-- Dataset records --

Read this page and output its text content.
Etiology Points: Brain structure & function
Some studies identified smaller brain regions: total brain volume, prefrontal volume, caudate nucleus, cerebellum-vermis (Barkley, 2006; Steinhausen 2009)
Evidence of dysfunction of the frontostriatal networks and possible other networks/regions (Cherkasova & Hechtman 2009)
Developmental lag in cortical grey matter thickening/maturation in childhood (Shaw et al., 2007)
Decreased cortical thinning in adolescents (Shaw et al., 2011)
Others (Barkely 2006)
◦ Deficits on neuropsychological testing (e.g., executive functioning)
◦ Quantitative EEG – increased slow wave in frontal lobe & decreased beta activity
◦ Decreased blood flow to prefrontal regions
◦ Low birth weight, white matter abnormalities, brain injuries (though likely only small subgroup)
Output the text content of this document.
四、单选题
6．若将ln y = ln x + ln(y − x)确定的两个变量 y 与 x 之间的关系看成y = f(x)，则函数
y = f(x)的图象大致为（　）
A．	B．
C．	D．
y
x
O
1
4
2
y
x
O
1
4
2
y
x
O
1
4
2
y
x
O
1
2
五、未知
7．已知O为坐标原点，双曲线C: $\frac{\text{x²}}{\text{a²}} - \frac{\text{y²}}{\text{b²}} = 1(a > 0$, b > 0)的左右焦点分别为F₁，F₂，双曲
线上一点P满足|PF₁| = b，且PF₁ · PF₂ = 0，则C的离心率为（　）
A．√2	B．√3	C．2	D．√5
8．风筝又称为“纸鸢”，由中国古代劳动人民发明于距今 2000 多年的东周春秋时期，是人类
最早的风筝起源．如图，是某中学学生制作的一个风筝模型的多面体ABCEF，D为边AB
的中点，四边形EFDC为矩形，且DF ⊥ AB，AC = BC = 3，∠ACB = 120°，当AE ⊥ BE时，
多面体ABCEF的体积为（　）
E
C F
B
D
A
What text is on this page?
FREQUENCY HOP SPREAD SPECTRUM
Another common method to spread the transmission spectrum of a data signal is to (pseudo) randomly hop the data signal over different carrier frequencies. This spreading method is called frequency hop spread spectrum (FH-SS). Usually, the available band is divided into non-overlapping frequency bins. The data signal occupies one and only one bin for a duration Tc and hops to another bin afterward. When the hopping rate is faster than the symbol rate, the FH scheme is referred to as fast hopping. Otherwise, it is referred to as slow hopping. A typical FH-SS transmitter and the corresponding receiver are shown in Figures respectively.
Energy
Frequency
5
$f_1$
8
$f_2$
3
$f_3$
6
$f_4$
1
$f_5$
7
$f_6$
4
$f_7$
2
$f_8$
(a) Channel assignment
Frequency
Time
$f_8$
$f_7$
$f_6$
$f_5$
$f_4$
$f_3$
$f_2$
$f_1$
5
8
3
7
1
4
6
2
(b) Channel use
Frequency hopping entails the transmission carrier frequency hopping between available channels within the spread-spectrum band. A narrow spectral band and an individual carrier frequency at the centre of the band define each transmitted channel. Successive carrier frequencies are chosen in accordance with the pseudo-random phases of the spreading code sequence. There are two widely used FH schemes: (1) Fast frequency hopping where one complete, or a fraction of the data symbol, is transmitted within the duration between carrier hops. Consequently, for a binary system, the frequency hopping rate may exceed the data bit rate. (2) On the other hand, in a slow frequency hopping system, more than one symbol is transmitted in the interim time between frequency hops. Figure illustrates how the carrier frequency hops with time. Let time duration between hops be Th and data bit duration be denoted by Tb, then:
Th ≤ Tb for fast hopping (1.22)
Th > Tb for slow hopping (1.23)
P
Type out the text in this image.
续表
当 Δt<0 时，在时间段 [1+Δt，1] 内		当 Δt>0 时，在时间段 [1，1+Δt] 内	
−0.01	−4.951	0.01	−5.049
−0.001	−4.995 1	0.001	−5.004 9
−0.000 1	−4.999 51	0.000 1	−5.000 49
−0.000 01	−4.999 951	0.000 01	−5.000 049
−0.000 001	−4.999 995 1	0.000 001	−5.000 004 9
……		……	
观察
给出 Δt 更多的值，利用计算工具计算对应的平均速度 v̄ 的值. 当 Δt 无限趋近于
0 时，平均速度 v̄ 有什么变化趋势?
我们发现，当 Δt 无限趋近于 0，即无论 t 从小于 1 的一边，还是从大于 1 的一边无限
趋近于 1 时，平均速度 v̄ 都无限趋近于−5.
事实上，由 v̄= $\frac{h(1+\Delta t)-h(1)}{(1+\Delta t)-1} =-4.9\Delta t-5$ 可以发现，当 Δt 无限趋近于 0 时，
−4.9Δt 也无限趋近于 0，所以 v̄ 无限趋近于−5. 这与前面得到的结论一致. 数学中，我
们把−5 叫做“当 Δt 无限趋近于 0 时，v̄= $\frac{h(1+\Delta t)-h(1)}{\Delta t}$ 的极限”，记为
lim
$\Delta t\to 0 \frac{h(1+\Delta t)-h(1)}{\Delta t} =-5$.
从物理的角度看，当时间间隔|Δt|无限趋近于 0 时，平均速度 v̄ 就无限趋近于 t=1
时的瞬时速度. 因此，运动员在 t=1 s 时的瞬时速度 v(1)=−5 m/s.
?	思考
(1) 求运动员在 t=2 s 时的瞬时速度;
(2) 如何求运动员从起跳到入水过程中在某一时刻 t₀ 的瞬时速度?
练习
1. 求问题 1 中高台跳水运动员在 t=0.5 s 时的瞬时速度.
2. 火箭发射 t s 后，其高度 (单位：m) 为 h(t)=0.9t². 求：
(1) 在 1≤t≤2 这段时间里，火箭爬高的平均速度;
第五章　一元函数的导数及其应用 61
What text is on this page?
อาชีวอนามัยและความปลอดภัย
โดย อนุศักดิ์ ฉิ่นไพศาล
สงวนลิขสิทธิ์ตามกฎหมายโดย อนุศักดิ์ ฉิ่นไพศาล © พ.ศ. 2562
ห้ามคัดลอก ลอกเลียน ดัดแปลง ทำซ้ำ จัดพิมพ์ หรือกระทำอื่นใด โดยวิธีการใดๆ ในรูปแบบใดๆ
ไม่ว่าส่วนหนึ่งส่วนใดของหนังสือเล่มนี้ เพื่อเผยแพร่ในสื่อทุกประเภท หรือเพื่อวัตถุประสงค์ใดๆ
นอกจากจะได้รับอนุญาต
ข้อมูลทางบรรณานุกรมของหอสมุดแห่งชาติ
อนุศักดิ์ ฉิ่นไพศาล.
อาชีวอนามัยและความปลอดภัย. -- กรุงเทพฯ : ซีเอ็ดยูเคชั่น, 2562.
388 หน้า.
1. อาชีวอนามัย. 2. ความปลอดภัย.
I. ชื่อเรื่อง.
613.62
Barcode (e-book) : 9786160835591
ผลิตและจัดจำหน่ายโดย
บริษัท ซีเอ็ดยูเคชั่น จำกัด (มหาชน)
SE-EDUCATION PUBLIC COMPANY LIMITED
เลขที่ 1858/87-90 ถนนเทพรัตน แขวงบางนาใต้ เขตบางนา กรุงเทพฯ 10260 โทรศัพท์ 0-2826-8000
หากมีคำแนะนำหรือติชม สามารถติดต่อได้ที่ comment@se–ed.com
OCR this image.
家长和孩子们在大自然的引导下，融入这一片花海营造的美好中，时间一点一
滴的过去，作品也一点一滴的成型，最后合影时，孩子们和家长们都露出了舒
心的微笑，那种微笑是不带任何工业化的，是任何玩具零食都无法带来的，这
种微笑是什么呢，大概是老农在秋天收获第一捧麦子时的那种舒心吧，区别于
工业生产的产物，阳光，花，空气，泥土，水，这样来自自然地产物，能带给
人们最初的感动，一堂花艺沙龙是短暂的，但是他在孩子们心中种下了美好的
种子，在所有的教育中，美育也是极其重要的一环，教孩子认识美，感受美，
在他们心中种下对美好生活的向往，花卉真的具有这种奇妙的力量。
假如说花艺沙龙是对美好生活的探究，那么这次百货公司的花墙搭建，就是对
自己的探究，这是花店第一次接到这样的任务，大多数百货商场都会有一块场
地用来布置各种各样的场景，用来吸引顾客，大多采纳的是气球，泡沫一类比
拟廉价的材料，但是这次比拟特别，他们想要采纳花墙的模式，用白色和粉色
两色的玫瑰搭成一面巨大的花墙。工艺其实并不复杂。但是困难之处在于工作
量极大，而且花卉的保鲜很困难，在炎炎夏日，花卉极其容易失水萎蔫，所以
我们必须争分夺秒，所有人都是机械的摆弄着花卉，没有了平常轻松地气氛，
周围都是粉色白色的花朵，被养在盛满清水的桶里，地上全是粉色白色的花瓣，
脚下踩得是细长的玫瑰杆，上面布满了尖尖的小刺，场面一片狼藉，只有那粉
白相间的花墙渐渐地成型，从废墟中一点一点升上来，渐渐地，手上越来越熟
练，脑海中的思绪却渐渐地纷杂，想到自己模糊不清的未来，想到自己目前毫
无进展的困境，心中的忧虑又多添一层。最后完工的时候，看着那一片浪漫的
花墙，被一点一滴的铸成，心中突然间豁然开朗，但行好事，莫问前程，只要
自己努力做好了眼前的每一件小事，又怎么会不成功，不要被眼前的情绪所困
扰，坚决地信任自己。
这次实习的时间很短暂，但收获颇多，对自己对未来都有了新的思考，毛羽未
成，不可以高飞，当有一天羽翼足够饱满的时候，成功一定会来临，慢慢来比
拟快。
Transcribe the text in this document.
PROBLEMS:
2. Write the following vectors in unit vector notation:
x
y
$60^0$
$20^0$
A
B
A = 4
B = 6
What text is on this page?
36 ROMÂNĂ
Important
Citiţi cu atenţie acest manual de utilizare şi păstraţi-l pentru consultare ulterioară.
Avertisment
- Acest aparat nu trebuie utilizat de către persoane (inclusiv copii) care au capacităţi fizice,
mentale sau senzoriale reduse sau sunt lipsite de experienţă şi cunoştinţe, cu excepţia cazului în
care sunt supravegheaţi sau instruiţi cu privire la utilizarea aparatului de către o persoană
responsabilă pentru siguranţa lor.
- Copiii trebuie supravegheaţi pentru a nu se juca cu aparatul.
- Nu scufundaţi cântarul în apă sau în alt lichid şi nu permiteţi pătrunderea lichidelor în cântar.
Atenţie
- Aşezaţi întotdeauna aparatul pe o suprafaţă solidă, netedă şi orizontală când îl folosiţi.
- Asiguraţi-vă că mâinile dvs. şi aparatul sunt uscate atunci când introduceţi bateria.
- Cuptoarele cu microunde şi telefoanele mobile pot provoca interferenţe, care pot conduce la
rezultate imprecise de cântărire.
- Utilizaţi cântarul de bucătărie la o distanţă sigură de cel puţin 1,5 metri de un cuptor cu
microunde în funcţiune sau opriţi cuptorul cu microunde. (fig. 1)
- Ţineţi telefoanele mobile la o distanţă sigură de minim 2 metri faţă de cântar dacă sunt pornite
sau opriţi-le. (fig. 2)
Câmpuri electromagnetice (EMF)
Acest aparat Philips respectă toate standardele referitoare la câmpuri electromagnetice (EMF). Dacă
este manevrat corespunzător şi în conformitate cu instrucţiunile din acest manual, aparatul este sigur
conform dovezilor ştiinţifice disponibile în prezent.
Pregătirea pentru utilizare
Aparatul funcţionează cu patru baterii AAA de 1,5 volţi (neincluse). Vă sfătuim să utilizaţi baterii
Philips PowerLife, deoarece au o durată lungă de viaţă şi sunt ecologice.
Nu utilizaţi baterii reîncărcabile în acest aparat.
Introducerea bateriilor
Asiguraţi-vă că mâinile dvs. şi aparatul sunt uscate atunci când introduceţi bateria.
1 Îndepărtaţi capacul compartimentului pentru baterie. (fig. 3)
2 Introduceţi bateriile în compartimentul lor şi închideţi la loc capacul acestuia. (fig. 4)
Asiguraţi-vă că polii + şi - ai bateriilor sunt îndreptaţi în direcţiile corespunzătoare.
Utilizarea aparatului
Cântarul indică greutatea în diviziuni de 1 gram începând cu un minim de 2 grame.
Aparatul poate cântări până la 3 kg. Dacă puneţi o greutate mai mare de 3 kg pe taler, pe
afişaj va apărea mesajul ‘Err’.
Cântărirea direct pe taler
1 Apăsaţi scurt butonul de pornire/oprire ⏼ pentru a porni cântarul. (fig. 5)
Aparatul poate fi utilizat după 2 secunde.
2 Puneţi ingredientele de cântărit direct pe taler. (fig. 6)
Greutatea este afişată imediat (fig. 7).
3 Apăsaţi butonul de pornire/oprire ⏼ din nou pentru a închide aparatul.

-- Problem to work on --
Every line above that contains the word "prefrontal" should be reported.

-- Solution below --
Some studies identified smaller brain regions: total brain volume, prefrontal volume, caudate nucleus, cerebellum-vermis (Barkley, 2006; Steinhausen 2009)
◦ Decreased blood flow to prefrontal regions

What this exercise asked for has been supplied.